What the task asks>
Emit the line that holds "Transcribe the text in this document." and all lines following it through the end of the data, verbatim, and nothing else.
+ + + +
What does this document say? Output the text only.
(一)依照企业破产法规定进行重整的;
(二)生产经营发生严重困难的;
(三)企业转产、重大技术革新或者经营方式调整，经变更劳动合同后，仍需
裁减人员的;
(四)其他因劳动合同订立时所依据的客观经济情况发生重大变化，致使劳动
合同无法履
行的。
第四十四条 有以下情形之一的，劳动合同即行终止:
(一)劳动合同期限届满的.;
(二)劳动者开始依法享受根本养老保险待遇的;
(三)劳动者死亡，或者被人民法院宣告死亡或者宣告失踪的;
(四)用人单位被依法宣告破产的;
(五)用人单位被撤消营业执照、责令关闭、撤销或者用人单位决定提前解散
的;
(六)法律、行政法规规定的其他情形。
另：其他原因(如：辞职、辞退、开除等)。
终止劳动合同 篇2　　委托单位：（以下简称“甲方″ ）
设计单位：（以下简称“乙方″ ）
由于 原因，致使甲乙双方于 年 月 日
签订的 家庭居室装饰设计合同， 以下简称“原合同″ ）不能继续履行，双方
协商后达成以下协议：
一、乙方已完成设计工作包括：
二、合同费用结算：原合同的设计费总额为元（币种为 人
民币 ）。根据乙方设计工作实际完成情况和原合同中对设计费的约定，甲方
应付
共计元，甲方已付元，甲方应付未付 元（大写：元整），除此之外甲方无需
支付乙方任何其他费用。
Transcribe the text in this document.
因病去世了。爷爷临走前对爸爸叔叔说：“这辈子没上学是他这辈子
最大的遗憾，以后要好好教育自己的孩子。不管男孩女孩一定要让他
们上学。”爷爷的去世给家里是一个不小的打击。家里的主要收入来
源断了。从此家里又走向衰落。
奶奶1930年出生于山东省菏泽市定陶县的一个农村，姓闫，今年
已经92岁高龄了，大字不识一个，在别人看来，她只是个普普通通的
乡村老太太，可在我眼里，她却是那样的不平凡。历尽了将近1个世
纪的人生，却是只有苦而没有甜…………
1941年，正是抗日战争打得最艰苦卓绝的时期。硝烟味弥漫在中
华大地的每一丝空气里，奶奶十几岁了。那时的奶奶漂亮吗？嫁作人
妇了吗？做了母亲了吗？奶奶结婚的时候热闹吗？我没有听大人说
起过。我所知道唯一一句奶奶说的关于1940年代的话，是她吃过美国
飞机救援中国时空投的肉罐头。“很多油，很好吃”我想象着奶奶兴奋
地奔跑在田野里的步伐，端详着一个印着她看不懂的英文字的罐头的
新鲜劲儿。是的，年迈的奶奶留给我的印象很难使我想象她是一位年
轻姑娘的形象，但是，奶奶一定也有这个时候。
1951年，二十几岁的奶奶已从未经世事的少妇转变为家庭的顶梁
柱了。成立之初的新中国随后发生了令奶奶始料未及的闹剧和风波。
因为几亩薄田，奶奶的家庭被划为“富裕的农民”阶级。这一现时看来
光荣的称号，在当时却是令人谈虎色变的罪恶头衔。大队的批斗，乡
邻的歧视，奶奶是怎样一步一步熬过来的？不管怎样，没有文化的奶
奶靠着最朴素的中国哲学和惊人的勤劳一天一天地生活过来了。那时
+ + + +
Task output>
Transcribe the text in this document.
因病去世了。爷爷临走前对爸爸叔叔说：“这辈子没上学是他这辈子
最大的遗憾，以后要好好教育自己的孩子。不管男孩女孩一定要让他
们上学。”爷爷的去世给家里是一个不小的打击。家里的主要收入来
源断了。从此家里又走向衰落。
奶奶1930年出生于山东省菏泽市定陶县的一个农村，姓闫，今年
已经92岁高龄了，大字不识一个，在别人看来，她只是个普普通通的
乡村老太太，可在我眼里，她却是那样的不平凡。历尽了将近1个世
纪的人生，却是只有苦而没有甜…………
1941年，正是抗日战争打得最艰苦卓绝的时期。硝烟味弥漫在中
华大地的每一丝空气里，奶奶十几岁了。那时的奶奶漂亮吗？嫁作人
妇了吗？做了母亲了吗？奶奶结婚的时候热闹吗？我没有听大人说
起过。我所知道唯一一句奶奶说的关于1940年代的话，是她吃过美国
飞机救援中国时空投的肉罐头。“很多油，很好吃”我想象着奶奶兴奋
地奔跑在田野里的步伐，端详着一个印着她看不懂的英文字的罐头的
新鲜劲儿。是的，年迈的奶奶留给我的印象很难使我想象她是一位年
轻姑娘的形象，但是，奶奶一定也有这个时候。
1951年，二十几岁的奶奶已从未经世事的少妇转变为家庭的顶梁
柱了。成立之初的新中国随后发生了令奶奶始料未及的闹剧和风波。
因为几亩薄田，奶奶的家庭被划为“富裕的农民”阶级。这一现时看来
光荣的称号，在当时却是令人谈虎色变的罪恶头衔。大队的批斗，乡
邻的歧视，奶奶是怎样一步一步熬过来的？不管怎样，没有文化的奶
奶靠着最朴素的中国哲学和惊人的勤劳一天一天地生活过来了。那时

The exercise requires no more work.